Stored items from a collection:
--- --- ---
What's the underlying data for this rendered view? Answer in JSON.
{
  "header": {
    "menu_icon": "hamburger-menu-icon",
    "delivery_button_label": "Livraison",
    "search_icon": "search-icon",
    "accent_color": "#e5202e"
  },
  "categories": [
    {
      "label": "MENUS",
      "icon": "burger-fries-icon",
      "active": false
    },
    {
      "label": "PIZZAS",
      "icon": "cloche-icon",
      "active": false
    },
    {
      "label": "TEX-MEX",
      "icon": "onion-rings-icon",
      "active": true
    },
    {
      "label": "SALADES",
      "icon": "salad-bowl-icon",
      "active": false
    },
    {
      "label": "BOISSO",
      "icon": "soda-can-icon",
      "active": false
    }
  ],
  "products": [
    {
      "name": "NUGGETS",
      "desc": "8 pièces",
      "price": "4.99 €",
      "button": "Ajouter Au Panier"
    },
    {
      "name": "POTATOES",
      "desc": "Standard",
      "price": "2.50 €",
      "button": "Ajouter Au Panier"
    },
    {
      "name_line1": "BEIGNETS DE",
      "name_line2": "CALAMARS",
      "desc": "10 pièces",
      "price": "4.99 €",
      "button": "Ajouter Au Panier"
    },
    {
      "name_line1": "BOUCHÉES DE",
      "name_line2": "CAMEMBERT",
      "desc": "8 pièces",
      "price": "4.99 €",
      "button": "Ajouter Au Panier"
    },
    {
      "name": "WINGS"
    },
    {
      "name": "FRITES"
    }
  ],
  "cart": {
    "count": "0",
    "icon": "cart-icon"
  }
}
--- --- ---
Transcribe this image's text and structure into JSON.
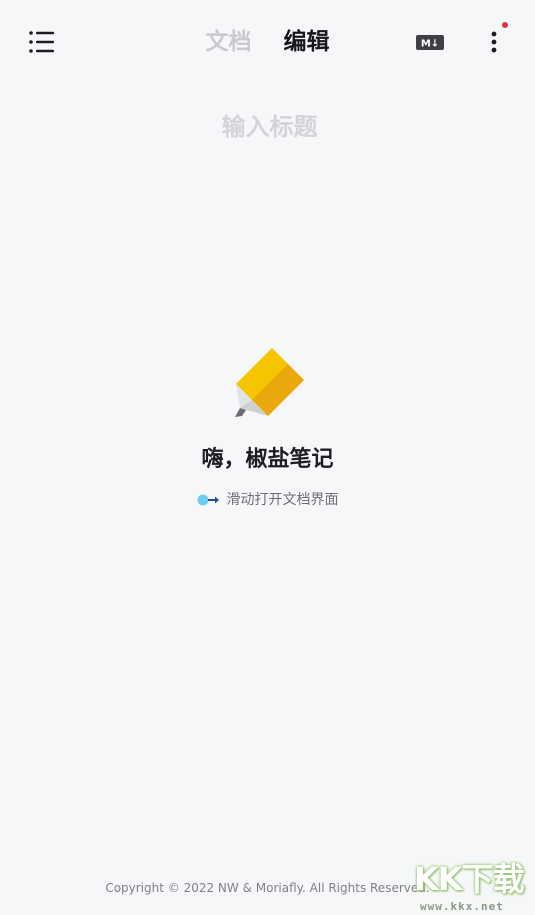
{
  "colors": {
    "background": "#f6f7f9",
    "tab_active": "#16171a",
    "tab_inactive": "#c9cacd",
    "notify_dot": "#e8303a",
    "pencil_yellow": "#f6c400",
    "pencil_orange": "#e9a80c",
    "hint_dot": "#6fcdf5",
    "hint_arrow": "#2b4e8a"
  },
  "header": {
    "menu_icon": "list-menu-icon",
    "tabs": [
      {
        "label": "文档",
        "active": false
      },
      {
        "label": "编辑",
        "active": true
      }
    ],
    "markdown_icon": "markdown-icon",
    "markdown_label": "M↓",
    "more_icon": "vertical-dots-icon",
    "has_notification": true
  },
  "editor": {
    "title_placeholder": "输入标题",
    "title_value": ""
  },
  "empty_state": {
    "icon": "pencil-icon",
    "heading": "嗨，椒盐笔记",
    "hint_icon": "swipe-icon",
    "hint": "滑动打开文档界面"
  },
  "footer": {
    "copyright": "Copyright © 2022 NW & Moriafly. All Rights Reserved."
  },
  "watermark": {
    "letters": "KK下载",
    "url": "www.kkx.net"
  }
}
--- --- ---
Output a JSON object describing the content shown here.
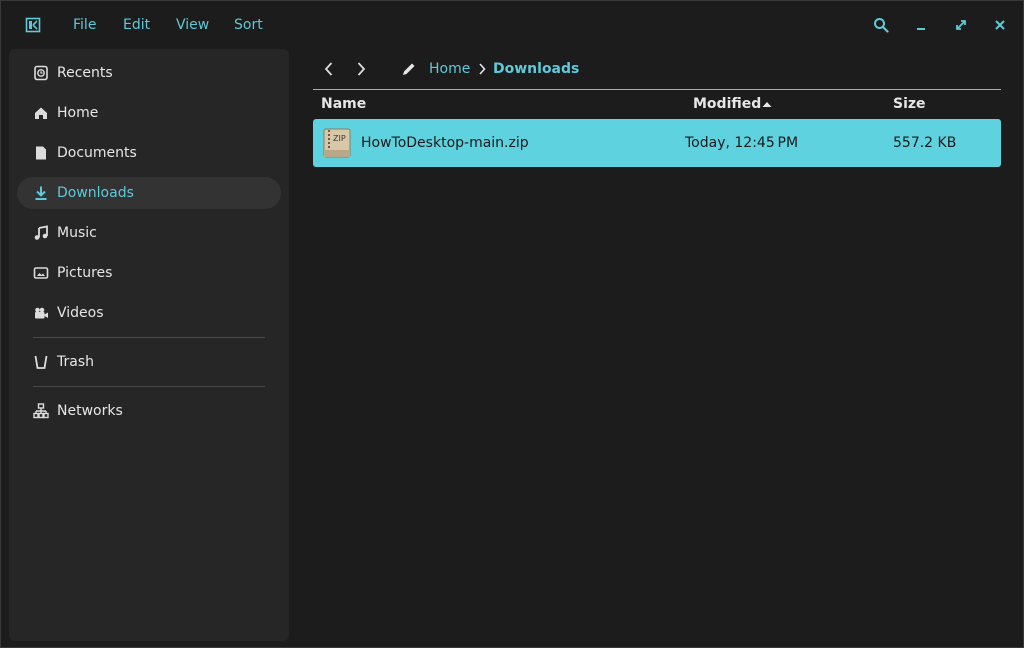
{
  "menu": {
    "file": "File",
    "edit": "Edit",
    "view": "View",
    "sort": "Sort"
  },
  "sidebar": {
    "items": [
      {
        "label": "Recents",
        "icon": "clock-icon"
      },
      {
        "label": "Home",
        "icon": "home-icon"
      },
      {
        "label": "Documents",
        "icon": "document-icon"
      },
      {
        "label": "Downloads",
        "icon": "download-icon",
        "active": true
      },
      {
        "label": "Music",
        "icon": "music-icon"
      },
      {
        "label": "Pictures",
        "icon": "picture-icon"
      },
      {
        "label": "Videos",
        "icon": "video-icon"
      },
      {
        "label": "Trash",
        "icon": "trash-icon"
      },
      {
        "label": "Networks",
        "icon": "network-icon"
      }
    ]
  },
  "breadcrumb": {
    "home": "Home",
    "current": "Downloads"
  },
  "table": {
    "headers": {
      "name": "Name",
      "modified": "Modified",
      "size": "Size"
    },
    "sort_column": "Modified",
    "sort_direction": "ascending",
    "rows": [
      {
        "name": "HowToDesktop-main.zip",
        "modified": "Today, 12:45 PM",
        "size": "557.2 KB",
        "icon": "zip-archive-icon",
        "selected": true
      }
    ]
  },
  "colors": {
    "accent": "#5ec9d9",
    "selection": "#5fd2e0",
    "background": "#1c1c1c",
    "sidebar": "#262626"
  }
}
--- --- ---
** JOB **
Please list every line of the records that contains "JSON".

** CORRECT ANSWER **
What's the underlying data for this rendered view? Answer in JSON.
Transcribe this image's text and structure into JSON.
Output a JSON object describing the content shown here.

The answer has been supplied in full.